• [Task] Using the entries that follow, collect the lines where the word "type" appears.

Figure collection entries
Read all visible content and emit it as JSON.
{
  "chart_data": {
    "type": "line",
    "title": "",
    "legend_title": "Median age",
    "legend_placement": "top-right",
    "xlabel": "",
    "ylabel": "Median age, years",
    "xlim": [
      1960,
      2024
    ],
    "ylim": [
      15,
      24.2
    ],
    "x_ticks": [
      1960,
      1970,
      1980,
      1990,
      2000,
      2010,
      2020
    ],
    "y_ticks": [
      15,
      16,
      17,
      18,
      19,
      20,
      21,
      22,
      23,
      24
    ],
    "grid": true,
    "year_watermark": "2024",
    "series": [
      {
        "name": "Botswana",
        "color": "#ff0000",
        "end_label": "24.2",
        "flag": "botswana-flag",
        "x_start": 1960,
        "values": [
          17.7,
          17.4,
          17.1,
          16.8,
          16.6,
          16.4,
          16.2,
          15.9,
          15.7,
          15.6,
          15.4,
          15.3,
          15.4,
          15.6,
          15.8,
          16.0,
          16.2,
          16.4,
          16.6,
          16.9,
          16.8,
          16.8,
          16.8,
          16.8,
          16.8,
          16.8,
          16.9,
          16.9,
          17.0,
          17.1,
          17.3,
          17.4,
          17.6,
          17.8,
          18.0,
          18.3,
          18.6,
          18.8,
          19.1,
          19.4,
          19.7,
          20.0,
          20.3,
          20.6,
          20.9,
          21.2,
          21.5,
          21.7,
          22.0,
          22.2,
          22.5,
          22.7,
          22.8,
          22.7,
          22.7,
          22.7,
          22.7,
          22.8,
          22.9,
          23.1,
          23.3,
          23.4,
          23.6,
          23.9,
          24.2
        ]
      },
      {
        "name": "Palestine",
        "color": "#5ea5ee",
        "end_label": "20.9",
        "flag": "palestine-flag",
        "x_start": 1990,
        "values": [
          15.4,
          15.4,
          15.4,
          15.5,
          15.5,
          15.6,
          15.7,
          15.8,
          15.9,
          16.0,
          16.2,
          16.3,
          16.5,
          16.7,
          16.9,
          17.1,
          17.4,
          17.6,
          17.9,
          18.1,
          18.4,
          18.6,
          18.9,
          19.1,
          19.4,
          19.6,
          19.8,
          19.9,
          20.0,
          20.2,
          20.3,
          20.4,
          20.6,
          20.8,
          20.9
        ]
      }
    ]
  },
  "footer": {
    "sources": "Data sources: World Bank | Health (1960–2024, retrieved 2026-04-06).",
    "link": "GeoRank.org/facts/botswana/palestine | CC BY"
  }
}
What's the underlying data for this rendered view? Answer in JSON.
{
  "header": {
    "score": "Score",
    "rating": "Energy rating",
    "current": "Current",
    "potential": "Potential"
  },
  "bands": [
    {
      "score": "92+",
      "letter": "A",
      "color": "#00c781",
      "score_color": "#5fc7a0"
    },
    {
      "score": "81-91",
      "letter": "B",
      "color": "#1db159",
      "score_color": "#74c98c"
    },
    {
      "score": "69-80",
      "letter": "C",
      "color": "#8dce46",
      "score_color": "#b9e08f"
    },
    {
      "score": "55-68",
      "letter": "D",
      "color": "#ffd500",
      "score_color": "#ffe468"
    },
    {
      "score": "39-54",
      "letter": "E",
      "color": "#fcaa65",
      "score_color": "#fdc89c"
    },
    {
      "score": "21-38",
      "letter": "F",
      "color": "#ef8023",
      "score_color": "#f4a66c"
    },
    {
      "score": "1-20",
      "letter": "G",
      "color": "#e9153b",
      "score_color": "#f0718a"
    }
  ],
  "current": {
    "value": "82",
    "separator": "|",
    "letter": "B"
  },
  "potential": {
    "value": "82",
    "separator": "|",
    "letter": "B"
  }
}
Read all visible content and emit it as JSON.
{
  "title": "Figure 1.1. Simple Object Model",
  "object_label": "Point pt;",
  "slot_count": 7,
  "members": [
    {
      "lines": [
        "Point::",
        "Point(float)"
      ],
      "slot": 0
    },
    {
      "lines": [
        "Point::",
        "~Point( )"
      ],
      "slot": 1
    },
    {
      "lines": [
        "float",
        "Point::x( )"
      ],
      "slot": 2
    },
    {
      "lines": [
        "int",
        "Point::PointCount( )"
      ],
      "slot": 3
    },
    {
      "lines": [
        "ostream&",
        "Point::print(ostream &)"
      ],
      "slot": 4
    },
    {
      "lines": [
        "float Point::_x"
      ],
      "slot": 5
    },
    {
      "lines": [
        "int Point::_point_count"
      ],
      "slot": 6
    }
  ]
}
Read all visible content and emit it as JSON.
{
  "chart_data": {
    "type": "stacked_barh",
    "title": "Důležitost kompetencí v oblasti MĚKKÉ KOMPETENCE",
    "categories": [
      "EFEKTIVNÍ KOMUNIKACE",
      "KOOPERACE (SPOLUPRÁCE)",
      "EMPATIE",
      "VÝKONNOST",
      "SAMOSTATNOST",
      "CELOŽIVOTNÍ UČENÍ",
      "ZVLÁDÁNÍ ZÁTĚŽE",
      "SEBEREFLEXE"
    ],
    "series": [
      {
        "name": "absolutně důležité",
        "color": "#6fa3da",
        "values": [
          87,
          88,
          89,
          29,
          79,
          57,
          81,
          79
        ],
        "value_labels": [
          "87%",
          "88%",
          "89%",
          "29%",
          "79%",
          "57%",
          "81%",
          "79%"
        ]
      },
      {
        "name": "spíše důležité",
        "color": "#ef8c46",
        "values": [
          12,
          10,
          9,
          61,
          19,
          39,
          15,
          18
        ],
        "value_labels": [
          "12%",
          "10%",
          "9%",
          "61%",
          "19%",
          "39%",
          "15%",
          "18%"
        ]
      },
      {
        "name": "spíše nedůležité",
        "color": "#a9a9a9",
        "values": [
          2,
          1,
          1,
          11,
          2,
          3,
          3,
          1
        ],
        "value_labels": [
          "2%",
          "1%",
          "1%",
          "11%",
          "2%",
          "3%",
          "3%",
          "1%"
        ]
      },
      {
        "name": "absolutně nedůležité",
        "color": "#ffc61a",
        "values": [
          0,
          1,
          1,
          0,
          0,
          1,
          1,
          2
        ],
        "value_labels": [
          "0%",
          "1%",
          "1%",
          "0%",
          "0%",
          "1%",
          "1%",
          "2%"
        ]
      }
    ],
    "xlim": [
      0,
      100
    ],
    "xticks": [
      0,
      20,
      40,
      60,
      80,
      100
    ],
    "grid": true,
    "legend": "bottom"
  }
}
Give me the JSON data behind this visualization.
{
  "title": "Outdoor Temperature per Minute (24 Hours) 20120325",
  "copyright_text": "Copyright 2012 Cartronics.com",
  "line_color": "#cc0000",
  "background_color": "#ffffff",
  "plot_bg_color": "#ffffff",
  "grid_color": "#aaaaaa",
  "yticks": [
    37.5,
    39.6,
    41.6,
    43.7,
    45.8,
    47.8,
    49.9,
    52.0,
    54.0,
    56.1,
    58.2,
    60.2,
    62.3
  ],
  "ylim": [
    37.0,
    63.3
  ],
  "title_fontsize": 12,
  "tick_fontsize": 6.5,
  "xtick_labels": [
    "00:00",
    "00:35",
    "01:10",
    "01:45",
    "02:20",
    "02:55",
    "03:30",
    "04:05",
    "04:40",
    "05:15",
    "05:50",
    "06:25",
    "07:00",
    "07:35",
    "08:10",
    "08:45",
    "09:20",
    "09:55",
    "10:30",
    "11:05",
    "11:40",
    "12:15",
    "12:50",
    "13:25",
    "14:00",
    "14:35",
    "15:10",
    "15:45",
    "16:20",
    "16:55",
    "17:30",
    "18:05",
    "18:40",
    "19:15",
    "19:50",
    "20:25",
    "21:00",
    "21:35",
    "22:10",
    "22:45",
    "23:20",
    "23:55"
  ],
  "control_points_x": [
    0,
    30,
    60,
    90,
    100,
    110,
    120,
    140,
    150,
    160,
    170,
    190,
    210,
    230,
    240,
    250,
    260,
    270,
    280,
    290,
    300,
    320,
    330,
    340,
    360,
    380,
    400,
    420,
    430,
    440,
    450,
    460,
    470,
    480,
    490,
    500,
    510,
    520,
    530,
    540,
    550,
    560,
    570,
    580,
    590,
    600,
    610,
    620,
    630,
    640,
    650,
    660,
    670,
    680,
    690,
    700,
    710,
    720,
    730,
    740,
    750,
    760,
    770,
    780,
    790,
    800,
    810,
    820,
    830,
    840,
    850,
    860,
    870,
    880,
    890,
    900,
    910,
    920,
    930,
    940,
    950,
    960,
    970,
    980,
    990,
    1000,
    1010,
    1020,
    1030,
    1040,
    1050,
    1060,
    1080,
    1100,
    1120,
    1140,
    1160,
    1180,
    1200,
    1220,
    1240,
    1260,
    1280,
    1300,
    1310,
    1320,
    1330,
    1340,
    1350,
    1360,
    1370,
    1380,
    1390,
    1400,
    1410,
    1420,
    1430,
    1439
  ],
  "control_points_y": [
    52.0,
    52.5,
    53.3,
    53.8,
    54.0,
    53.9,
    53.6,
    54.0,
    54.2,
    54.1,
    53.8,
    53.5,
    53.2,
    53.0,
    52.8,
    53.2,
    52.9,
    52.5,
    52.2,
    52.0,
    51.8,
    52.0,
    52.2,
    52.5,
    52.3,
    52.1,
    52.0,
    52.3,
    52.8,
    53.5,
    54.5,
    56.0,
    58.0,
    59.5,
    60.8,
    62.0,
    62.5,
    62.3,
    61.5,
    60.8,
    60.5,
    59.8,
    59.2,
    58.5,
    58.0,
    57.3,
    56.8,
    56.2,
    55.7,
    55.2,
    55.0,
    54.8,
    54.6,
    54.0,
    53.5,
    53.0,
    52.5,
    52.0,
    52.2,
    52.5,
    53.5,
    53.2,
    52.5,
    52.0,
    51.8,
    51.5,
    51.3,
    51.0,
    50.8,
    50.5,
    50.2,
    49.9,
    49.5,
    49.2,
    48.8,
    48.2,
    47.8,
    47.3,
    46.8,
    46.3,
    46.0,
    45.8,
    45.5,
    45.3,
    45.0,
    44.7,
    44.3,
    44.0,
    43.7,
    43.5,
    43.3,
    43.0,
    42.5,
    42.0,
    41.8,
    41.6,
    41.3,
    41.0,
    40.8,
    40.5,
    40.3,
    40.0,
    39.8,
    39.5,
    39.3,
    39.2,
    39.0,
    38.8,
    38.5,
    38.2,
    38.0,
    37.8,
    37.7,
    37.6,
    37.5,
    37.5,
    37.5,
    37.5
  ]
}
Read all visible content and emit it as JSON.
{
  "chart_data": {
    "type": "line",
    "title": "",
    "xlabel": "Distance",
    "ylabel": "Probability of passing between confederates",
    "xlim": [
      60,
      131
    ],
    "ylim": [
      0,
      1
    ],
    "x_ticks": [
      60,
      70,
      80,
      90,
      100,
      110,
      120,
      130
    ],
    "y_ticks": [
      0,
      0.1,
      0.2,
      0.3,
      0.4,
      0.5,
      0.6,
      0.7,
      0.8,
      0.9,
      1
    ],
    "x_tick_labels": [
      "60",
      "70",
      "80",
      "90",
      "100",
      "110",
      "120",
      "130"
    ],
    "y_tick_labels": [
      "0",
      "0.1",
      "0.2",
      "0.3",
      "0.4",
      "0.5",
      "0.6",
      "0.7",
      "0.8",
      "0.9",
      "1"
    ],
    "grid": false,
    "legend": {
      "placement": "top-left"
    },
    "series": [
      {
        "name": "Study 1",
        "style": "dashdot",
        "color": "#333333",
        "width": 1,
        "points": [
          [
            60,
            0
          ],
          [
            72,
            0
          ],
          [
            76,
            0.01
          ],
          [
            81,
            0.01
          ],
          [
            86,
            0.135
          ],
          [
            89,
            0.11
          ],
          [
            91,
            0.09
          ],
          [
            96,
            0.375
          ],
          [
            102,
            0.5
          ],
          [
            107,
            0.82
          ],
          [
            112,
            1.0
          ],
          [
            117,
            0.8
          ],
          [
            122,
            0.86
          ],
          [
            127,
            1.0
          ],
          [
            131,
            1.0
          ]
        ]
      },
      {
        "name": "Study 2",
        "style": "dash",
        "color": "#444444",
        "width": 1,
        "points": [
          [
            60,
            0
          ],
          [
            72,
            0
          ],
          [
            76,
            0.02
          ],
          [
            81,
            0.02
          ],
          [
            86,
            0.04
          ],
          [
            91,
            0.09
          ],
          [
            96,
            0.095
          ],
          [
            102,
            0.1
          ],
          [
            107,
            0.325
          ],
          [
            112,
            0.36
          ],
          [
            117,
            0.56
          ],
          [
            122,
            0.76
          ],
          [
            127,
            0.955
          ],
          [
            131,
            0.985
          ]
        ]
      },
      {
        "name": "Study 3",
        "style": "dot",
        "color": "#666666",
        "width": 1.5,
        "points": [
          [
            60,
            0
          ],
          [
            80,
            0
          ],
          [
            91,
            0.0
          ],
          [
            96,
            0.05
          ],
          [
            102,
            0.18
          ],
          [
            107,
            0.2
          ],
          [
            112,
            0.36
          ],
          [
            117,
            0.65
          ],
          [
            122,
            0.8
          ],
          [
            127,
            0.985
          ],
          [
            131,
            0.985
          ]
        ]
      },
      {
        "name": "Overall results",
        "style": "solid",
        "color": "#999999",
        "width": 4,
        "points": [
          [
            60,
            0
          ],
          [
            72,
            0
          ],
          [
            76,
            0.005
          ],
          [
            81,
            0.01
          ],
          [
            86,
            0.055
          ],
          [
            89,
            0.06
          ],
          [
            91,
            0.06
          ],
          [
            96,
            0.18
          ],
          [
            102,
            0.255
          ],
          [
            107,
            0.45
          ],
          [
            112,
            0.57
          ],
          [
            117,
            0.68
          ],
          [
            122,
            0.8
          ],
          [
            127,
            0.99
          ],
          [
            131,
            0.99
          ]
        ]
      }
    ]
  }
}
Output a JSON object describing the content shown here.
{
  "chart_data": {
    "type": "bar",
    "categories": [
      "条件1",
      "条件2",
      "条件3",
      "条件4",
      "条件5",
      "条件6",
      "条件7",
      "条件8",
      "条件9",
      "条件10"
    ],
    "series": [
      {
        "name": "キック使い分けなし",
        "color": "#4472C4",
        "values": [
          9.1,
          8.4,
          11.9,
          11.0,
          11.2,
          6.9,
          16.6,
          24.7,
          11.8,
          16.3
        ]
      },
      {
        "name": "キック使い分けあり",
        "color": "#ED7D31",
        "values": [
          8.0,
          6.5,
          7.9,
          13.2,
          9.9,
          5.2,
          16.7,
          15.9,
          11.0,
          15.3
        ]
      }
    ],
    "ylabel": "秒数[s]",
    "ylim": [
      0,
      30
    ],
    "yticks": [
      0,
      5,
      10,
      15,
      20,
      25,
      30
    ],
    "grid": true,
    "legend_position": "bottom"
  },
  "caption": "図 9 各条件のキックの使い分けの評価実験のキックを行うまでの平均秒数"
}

• [Result for this task]
    "type": "line",
    "type": "stacked_barh",
    "type": "line",
    "type": "bar",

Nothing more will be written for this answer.